## Start

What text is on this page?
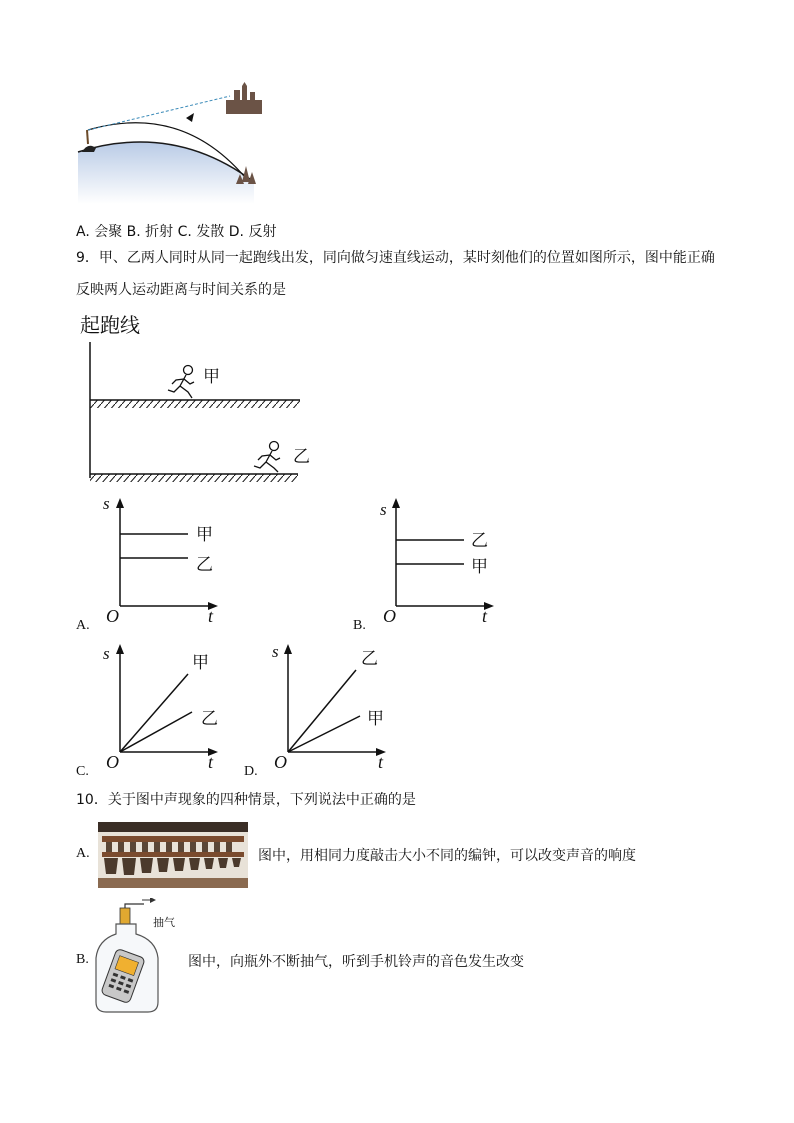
A. 会聚 B. 折射 C. 发散 D. 反射
9．甲、乙两人同时从同一起跑线出发，同向做匀速直线运动，某时刻他们的位置如图所示，图中能正确
反映两人运动距离与时间关系的是
起跑线
甲
乙
A.
s
甲
乙
O	t	B.
s
乙
甲
O	t
C.
s	甲
乙
O	t D.
s	乙
甲
O	t
10．关于图中声现象的四种情景，下列说法中正确的是
A.	图中，用相同力度敲击大小不同的编钟，可以改变声音的响度
B.
抽气
图中，向瓶外不断抽气，听到手机铃声的音色发生改变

## End

> [TASK REQUIREMENTS]:
Each record above must be returned exactly as written, with its pictures omitted.

> [ANSWER FOR THIS EXERCISE]:
What text is on this page?
A. 会聚 B. 折射 C. 发散 D. 反射
9．甲、乙两人同时从同一起跑线出发，同向做匀速直线运动，某时刻他们的位置如图所示，图中能正确
反映两人运动距离与时间关系的是
起跑线
甲
乙
A.
s
甲
乙
O	t	B.
s
乙
甲
O	t
C.
s	甲
乙
O	t D.
s	乙
甲
O	t
10．关于图中声现象的四种情景，下列说法中正确的是
A.	图中，用相同力度敲击大小不同的编钟，可以改变声音的响度
B.
抽气
图中，向瓶外不断抽气，听到手机铃声的音色发生改变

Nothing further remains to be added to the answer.